• _Source passage_:
━━━━━━━━━━━━━━━━━━━━━━━━━━━━━━

Acting tough on overhead OFC cables, the Bruhat Bengaluru Mahanagara Palike (BBMP) had given an ultimatum to the internet service providers (ISPs) to shift underground or face a stiff penalty. The shift did take place along arterial and main roads in some areas. But several last-mile gaps remained.

The OFC shift to underground on the edge of the roads meant the cables had to share space with the utility pipes laid by the BBMP, Bangalore Water Supply and Sewerage Board (BWSSB) and Bangalore Electricity Supply Company (Bescom).

Throughout the lockdown, the civic agencies have been busy cutting roads for utility installation and maintenance. Poor coordination implied the contractors had no idea or plan to shift the conduits before earthmovers ripped them apart.

Service providers had opted to take the underground route to link servers. One of the relatively new ISPs has its servers placed 500m apart. But to link the 24 fibres emanating from each server to individual connections, it has taken the aerial route.

━━━━━━━━━━━━━━━━━━━━━━━━━━━━━━

• _Supplied data_:
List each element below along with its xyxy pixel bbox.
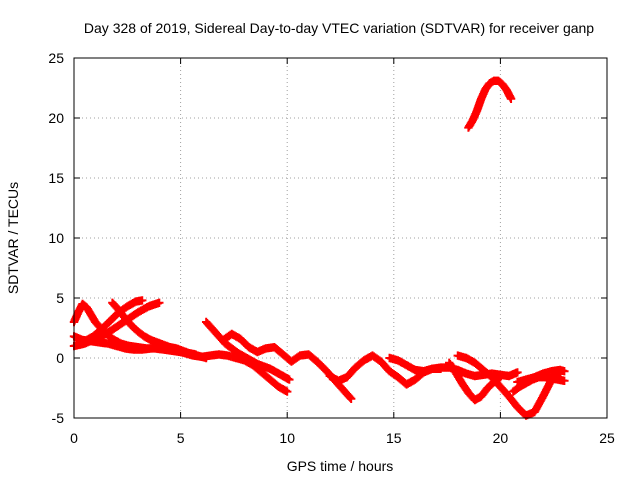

━━━━━━━━━━━━━━━━━━━━━━━━━━━━━━

• _To be done_:
a - Revise the Bengaluru cable passage from "Throughout the lockdown, the" through "ripped them apart.", putting "excavators" in place of "earthmovers".
b - Which organizations does the Bengaluru cable passage name in full along with an abbreviation? Give each full name with its abbreviation.
The listing has no role in this work.

• _The solutions_:
a -
Throughout the lockdown, the civic agencies have been busy cutting roads for utility installation and maintenance. Poor coordination implied the contractors had no idea or plan to shift the conduits before excavators ripped them apart.

b -
Bruhat Bengaluru Mahanagara Palike (BBMP)
Bangalore Water Supply and Sewerage Board (BWSSB)
Bangalore Electricity Supply Company (Bescom)